Scan the entries below and extract each line with the word "detached" in it.

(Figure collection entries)
==========
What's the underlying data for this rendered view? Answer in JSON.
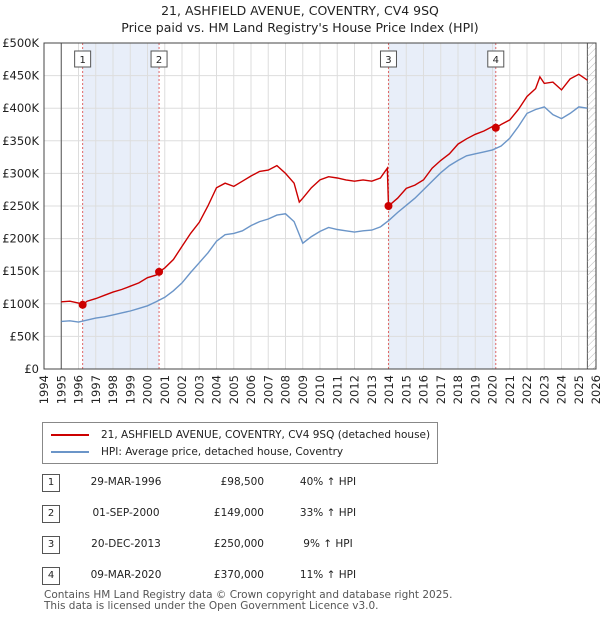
{
  "title": "21, ASHFIELD AVENUE, COVENTRY, CV4 9SQ",
  "subtitle": "Price paid vs. HM Land Registry's House Price Index (HPI)",
  "chart_data": {
    "type": "line",
    "xlim": [
      1994,
      2026
    ],
    "ylim": [
      0,
      500000
    ],
    "y_ticks": [
      0,
      50000,
      100000,
      150000,
      200000,
      250000,
      300000,
      350000,
      400000,
      450000,
      500000
    ],
    "y_tick_labels": [
      "£0",
      "£50K",
      "£100K",
      "£150K",
      "£200K",
      "£250K",
      "£300K",
      "£350K",
      "£400K",
      "£450K",
      "£500K"
    ],
    "x_ticks": [
      1994,
      1995,
      1996,
      1997,
      1998,
      1999,
      2000,
      2001,
      2002,
      2003,
      2004,
      2005,
      2006,
      2007,
      2008,
      2009,
      2010,
      2011,
      2012,
      2013,
      2014,
      2015,
      2016,
      2017,
      2018,
      2019,
      2020,
      2021,
      2022,
      2023,
      2024,
      2025,
      2026
    ],
    "x_tick_labels": [
      "1994",
      "1995",
      "1996",
      "1997",
      "1998",
      "1999",
      "2000",
      "2001",
      "2002",
      "2003",
      "2004",
      "2005",
      "2006",
      "2007",
      "2008",
      "2009",
      "2010",
      "2011",
      "2012",
      "2013",
      "2014",
      "2015",
      "2016",
      "2017",
      "2018",
      "2019",
      "2020",
      "2021",
      "2022",
      "2023",
      "2024",
      "2025",
      "2026"
    ],
    "grid": true,
    "data_start": 1995.0,
    "data_end": 2025.5,
    "shaded_periods": [
      [
        1996.24,
        2000.67
      ],
      [
        2013.97,
        2020.19
      ]
    ],
    "series": [
      {
        "name": "21, ASHFIELD AVENUE, COVENTRY, CV4 9SQ (detached house)",
        "color": "#cc0000",
        "x": [
          1995.0,
          1995.5,
          1996.0,
          1996.24,
          1996.5,
          1997.0,
          1997.5,
          1998.0,
          1998.5,
          1999.0,
          1999.5,
          2000.0,
          2000.5,
          2000.67,
          2001.0,
          2001.5,
          2002.0,
          2002.5,
          2003.0,
          2003.5,
          2004.0,
          2004.5,
          2005.0,
          2005.5,
          2006.0,
          2006.5,
          2007.0,
          2007.5,
          2008.0,
          2008.5,
          2008.8,
          2009.0,
          2009.5,
          2010.0,
          2010.5,
          2011.0,
          2011.5,
          2012.0,
          2012.5,
          2013.0,
          2013.5,
          2013.9,
          2013.97,
          2014.5,
          2015.0,
          2015.5,
          2016.0,
          2016.5,
          2017.0,
          2017.5,
          2018.0,
          2018.5,
          2019.0,
          2019.5,
          2020.0,
          2020.19,
          2020.5,
          2021.0,
          2021.5,
          2022.0,
          2022.5,
          2022.75,
          2023.0,
          2023.5,
          2024.0,
          2024.5,
          2025.0,
          2025.5
        ],
        "values": [
          103000,
          104000,
          101000,
          98500,
          104000,
          108000,
          113000,
          118000,
          122000,
          127000,
          132000,
          140000,
          144000,
          149000,
          155000,
          168000,
          188000,
          208000,
          225000,
          250000,
          278000,
          285000,
          280000,
          288000,
          296000,
          303000,
          305000,
          312000,
          300000,
          285000,
          256000,
          262000,
          278000,
          290000,
          295000,
          293000,
          290000,
          288000,
          290000,
          288000,
          293000,
          308000,
          250000,
          262000,
          277000,
          282000,
          290000,
          308000,
          320000,
          330000,
          345000,
          353000,
          360000,
          365000,
          372000,
          370000,
          375000,
          382000,
          398000,
          418000,
          430000,
          448000,
          438000,
          440000,
          428000,
          445000,
          452000,
          443000
        ]
      },
      {
        "name": "HPI: Average price, detached house, Coventry",
        "color": "#6b95c8",
        "x": [
          1995.0,
          1995.5,
          1996.0,
          1996.5,
          1997.0,
          1997.5,
          1998.0,
          1998.5,
          1999.0,
          1999.5,
          2000.0,
          2000.5,
          2001.0,
          2001.5,
          2002.0,
          2002.5,
          2003.0,
          2003.5,
          2004.0,
          2004.5,
          2005.0,
          2005.5,
          2006.0,
          2006.5,
          2007.0,
          2007.5,
          2008.0,
          2008.5,
          2009.0,
          2009.5,
          2010.0,
          2010.5,
          2011.0,
          2011.5,
          2012.0,
          2012.5,
          2013.0,
          2013.5,
          2014.0,
          2014.5,
          2015.0,
          2015.5,
          2016.0,
          2016.5,
          2017.0,
          2017.5,
          2018.0,
          2018.5,
          2019.0,
          2019.5,
          2020.0,
          2020.5,
          2021.0,
          2021.5,
          2022.0,
          2022.5,
          2023.0,
          2023.5,
          2024.0,
          2024.5,
          2025.0,
          2025.5
        ],
        "values": [
          73000,
          74000,
          72000,
          75000,
          78000,
          80000,
          83000,
          86000,
          89000,
          93000,
          97000,
          103000,
          110000,
          120000,
          132000,
          148000,
          163000,
          178000,
          196000,
          206000,
          208000,
          212000,
          220000,
          226000,
          230000,
          236000,
          238000,
          226000,
          193000,
          203000,
          211000,
          217000,
          214000,
          212000,
          210000,
          212000,
          213000,
          218000,
          228000,
          240000,
          251000,
          262000,
          275000,
          288000,
          301000,
          312000,
          320000,
          327000,
          330000,
          333000,
          336000,
          342000,
          354000,
          372000,
          392000,
          398000,
          402000,
          390000,
          384000,
          392000,
          402000,
          400000
        ]
      }
    ],
    "sales": [
      {
        "label": "1",
        "x": 1996.24,
        "value": 98500
      },
      {
        "label": "2",
        "x": 2000.67,
        "value": 149000
      },
      {
        "label": "3",
        "x": 2013.97,
        "value": 250000
      },
      {
        "label": "4",
        "x": 2020.19,
        "value": 370000
      }
    ]
  },
  "legend": {
    "items": [
      {
        "label": "21, ASHFIELD AVENUE, COVENTRY, CV4 9SQ (detached house)",
        "color": "#cc0000"
      },
      {
        "label": "HPI: Average price, detached house, Coventry",
        "color": "#6b95c8"
      }
    ]
  },
  "sales_table": [
    {
      "num": "1",
      "date": "29-MAR-1996",
      "price": "£98,500",
      "hpi": "40% ↑ HPI"
    },
    {
      "num": "2",
      "date": "01-SEP-2000",
      "price": "£149,000",
      "hpi": "33% ↑ HPI"
    },
    {
      "num": "3",
      "date": "20-DEC-2013",
      "price": "£250,000",
      "hpi": "9% ↑ HPI"
    },
    {
      "num": "4",
      "date": "09-MAR-2020",
      "price": "£370,000",
      "hpi": "11% ↑ HPI"
    }
  ],
  "footer": {
    "line1": "Contains HM Land Registry data © Crown copyright and database right 2025.",
    "line2": "This data is licensed under the Open Government Licence v3.0."
  }
}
==========
- **SOLUTION BELOW**
        "name": "21, ASHFIELD AVENUE, COVENTRY, CV4 9SQ (detached house)",
        "name": "HPI: Average price, detached house, Coventry",
        "label": "21, ASHFIELD AVENUE, COVENTRY, CV4 9SQ (detached house)",
        "label": "HPI: Average price, detached house, Coventry",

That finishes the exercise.